Extracted records
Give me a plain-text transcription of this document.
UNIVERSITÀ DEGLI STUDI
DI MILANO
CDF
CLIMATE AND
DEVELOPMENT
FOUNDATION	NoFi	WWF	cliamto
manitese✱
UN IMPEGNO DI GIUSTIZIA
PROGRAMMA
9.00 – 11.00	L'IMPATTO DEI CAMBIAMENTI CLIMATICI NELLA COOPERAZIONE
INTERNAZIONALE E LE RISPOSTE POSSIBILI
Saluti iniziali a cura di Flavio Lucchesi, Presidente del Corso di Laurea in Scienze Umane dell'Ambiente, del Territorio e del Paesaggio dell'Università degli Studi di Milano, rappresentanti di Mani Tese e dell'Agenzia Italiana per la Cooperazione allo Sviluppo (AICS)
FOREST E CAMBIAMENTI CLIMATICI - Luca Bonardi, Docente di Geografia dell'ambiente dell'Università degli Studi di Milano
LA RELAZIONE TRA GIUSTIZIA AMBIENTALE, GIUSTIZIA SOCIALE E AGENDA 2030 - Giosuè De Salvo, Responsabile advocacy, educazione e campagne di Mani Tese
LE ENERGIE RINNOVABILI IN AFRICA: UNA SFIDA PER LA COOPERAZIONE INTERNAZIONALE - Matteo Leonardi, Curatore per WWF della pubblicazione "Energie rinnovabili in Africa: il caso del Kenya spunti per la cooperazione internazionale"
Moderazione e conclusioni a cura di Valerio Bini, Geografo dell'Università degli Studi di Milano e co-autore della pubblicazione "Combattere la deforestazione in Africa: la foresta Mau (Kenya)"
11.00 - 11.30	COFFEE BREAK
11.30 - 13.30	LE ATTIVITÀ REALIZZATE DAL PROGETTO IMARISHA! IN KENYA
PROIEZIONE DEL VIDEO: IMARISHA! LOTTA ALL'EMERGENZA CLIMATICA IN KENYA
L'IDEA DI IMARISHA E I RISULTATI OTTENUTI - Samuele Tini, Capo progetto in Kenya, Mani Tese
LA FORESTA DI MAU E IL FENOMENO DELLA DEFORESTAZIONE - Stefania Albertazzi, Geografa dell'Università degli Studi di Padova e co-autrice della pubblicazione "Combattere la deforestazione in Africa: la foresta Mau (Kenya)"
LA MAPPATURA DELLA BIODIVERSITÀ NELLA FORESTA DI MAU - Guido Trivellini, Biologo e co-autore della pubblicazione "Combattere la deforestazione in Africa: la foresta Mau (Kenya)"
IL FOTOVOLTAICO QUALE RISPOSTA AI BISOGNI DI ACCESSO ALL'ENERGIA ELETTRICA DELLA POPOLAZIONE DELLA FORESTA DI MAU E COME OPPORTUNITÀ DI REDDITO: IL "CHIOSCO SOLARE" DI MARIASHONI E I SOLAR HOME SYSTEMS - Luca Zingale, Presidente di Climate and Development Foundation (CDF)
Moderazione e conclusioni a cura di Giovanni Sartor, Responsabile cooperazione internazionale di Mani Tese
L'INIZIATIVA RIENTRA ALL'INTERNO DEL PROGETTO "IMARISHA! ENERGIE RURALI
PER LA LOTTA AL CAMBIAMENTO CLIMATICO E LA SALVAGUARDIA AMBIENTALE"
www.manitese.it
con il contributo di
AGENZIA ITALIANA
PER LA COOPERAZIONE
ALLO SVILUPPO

Task brief
Where a line of the material above holds the string "Luca", copy that line.

Written answer
FOREST E CAMBIAMENTI CLIMATICI - Luca Bonardi, Docente di Geografia dell'ambiente dell'Università degli Studi di Milano
IL FOTOVOLTAICO QUALE RISPOSTA AI BISOGNI DI ACCESSO ALL'ENERGIA ELETTRICA DELLA POPOLAZIONE DELLA FORESTA DI MAU E COME OPPORTUNITÀ DI REDDITO: IL "CHIOSCO SOLARE" DI MARIASHONI E I SOLAR HOME SYSTEMS - Luca Zingale, Presidente di Climate and Development Foundation (CDF)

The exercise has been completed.